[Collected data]
[start]

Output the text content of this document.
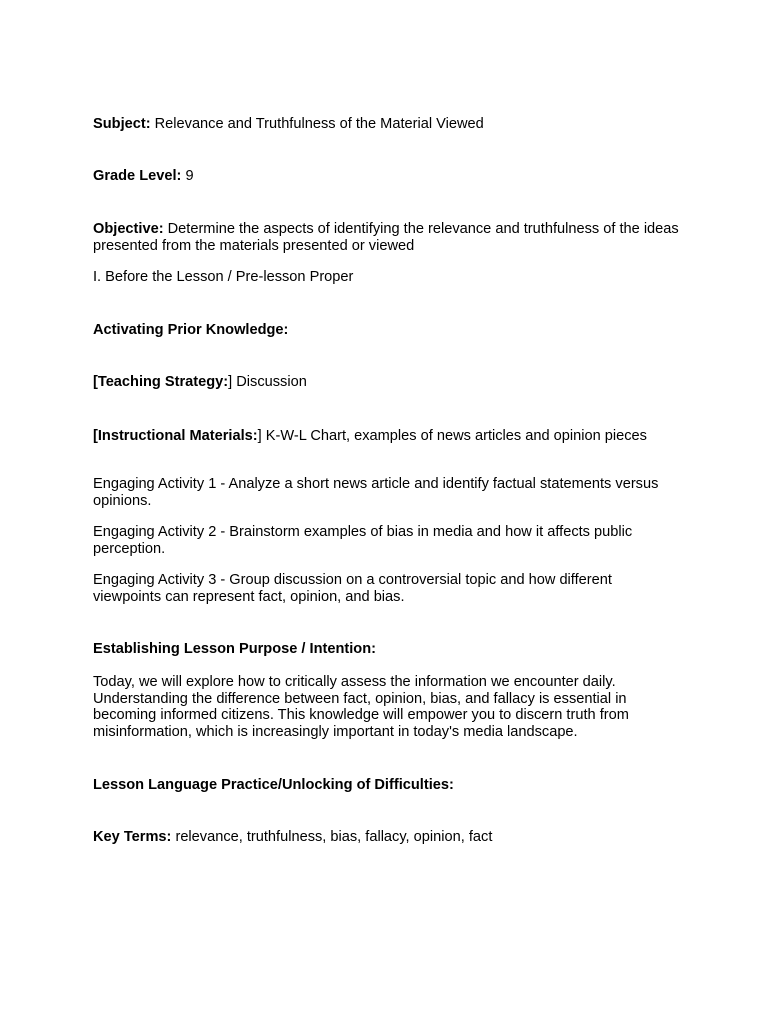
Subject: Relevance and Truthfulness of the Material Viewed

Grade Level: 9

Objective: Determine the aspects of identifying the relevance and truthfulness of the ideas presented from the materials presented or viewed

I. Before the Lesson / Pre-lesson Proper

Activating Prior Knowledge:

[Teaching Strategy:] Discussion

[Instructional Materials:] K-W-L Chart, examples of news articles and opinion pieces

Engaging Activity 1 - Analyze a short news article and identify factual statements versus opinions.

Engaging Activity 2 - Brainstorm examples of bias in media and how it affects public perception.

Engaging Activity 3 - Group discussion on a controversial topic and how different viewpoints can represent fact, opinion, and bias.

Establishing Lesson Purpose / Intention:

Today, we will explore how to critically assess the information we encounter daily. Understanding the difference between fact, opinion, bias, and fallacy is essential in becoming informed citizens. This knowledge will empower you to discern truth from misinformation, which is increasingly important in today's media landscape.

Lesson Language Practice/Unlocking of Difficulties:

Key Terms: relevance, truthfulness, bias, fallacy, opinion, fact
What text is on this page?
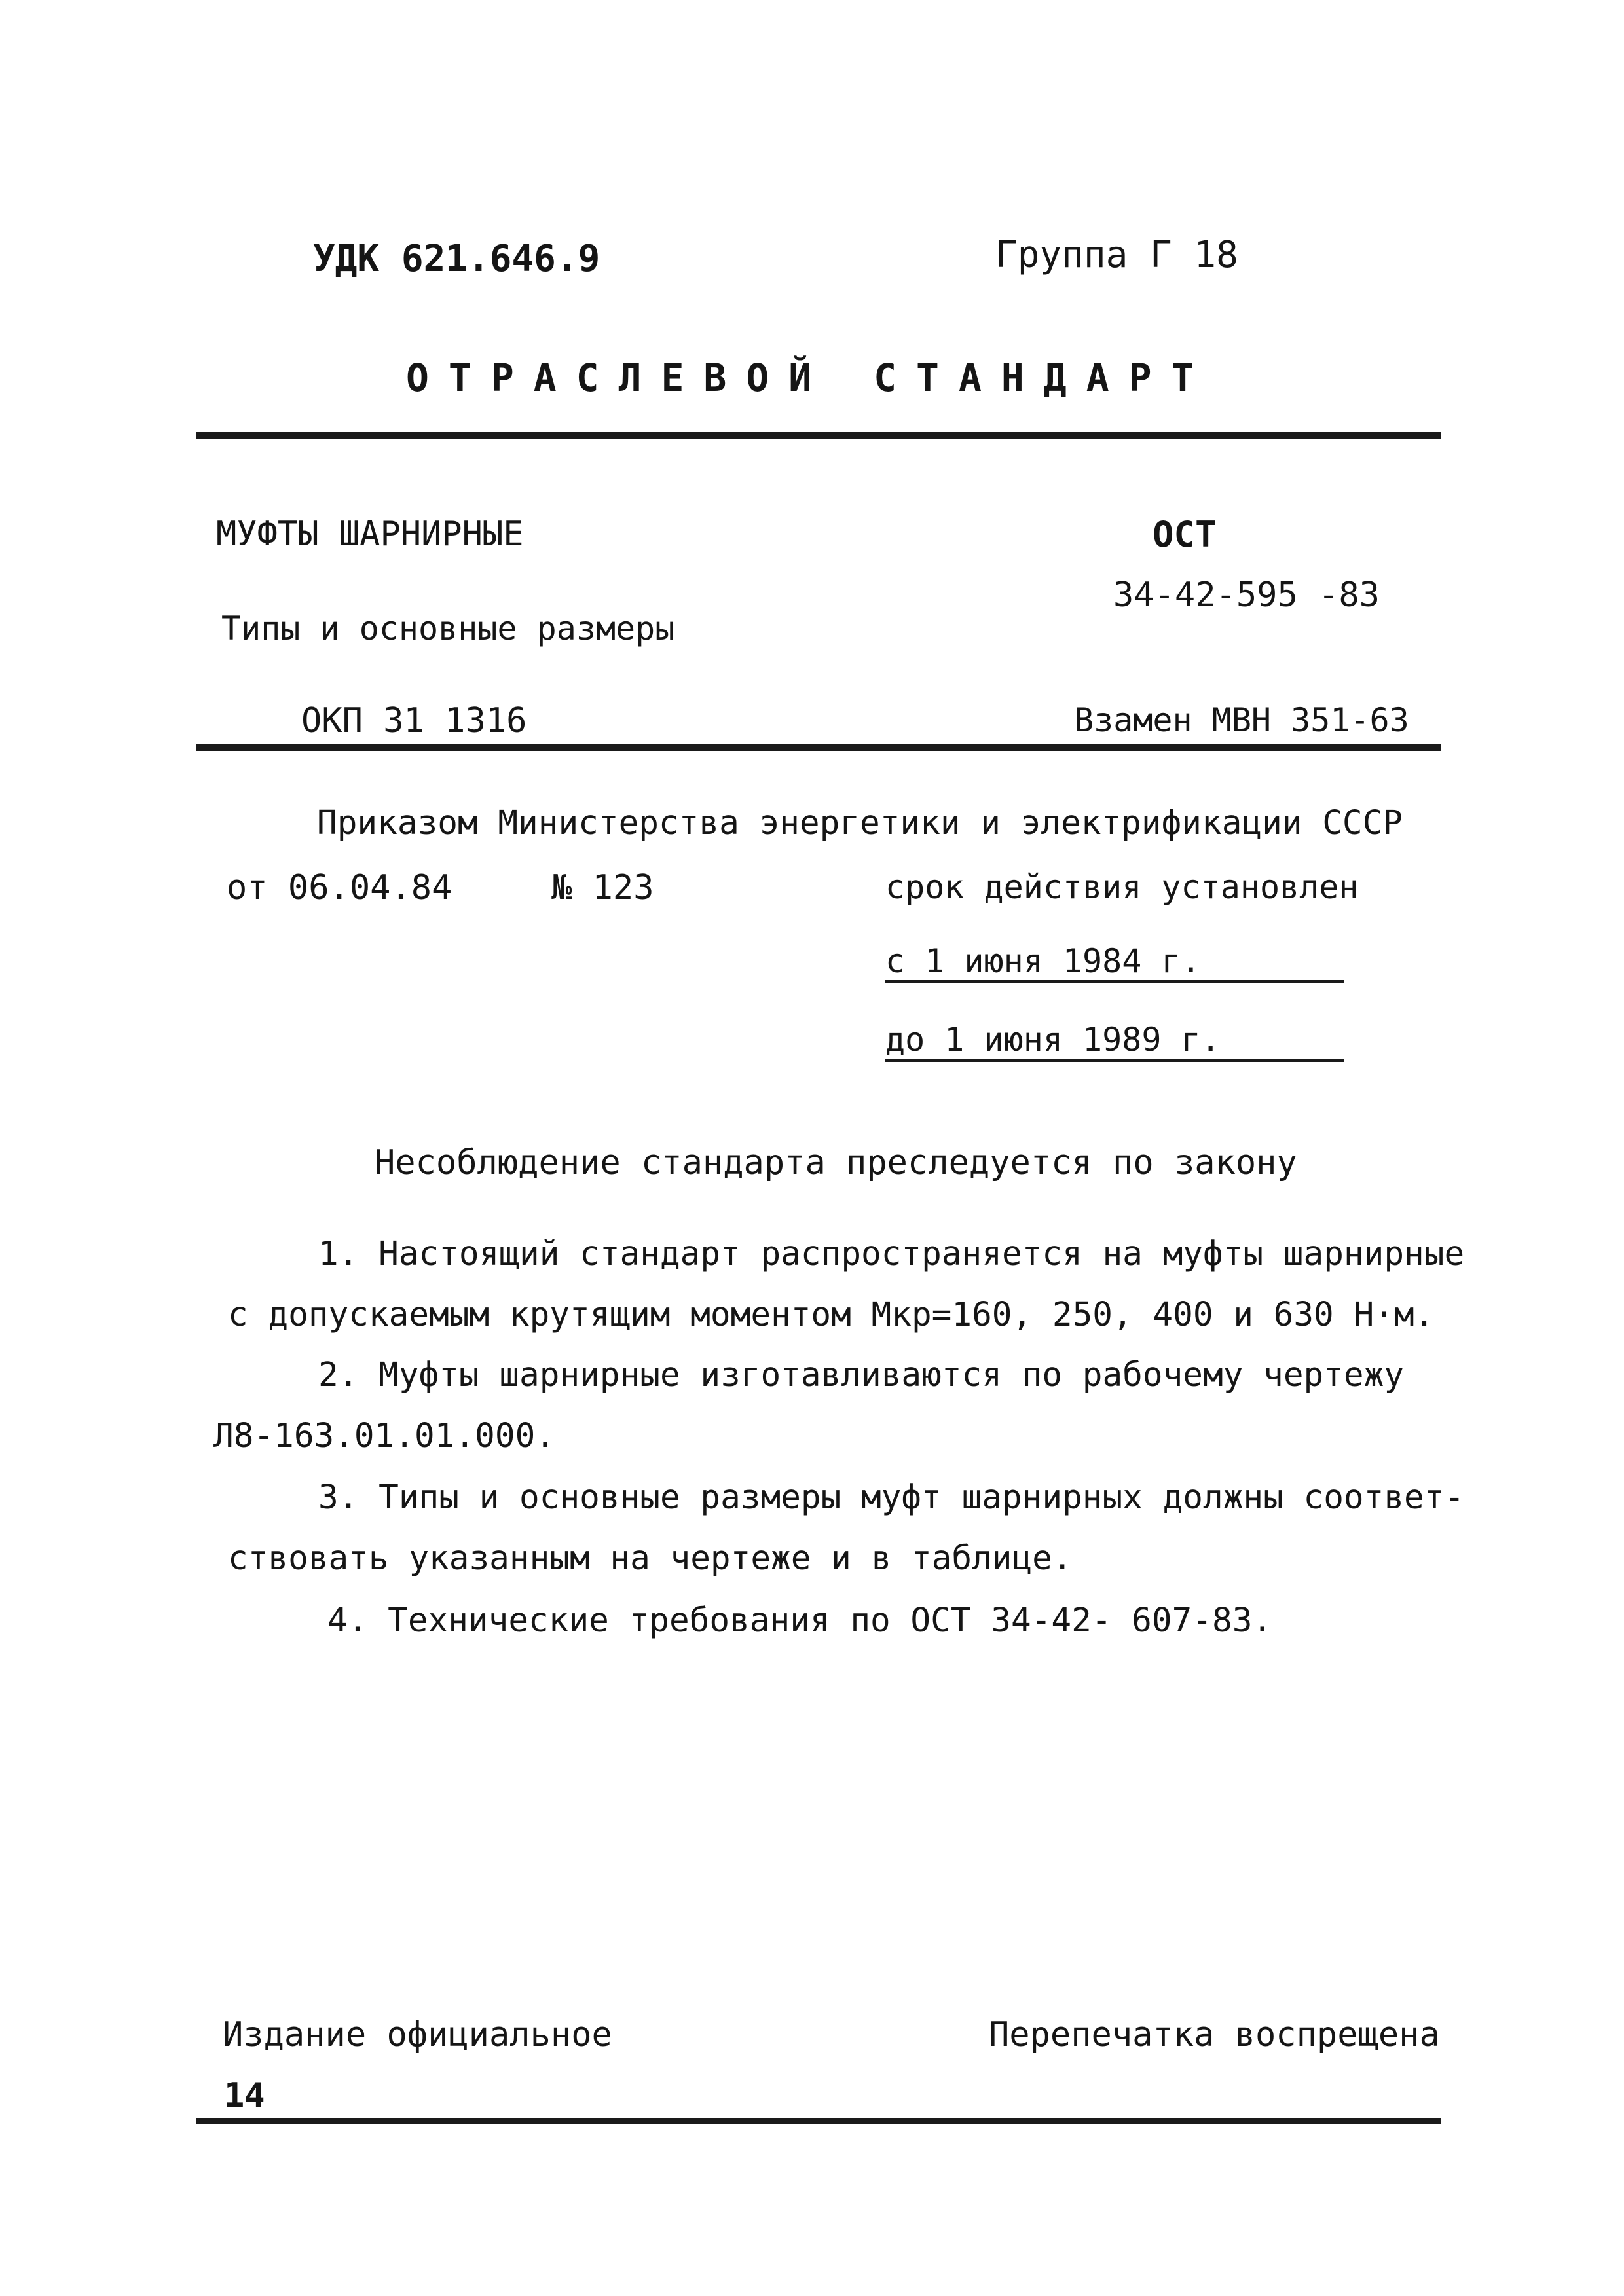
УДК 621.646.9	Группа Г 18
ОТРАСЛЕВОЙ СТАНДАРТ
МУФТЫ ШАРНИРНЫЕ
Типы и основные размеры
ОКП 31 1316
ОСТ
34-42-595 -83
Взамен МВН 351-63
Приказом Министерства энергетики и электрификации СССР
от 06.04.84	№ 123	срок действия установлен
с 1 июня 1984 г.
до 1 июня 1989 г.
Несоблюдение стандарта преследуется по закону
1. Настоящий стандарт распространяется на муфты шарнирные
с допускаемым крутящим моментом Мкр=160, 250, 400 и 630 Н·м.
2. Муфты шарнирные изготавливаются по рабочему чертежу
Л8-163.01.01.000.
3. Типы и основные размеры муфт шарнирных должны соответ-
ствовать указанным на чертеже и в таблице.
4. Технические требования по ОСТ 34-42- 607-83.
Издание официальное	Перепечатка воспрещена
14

[end]

- **DIRECTIONS**
In the data above, find the line containing "What text is on this page?"; from there, please write out each line through the end, exactly, with the pictures omitted.

- **RESULT OF THIS TASK**
What text is on this page?
УДК 621.646.9	Группа Г 18
ОТРАСЛЕВОЙ СТАНДАРТ
МУФТЫ ШАРНИРНЫЕ
Типы и основные размеры
ОКП 31 1316
ОСТ
34-42-595 -83
Взамен МВН 351-63
Приказом Министерства энергетики и электрификации СССР
от 06.04.84	№ 123	срок действия установлен
с 1 июня 1984 г.
до 1 июня 1989 г.
Несоблюдение стандарта преследуется по закону
1. Настоящий стандарт распространяется на муфты шарнирные
с допускаемым крутящим моментом Мкр=160, 250, 400 и 630 Н·м.
2. Муфты шарнирные изготавливаются по рабочему чертежу
Л8-163.01.01.000.
3. Типы и основные размеры муфт шарнирных должны соответ-
ствовать указанным на чертеже и в таблице.
4. Технические требования по ОСТ 34-42- 607-83.
Издание официальное	Перепечатка воспрещена
14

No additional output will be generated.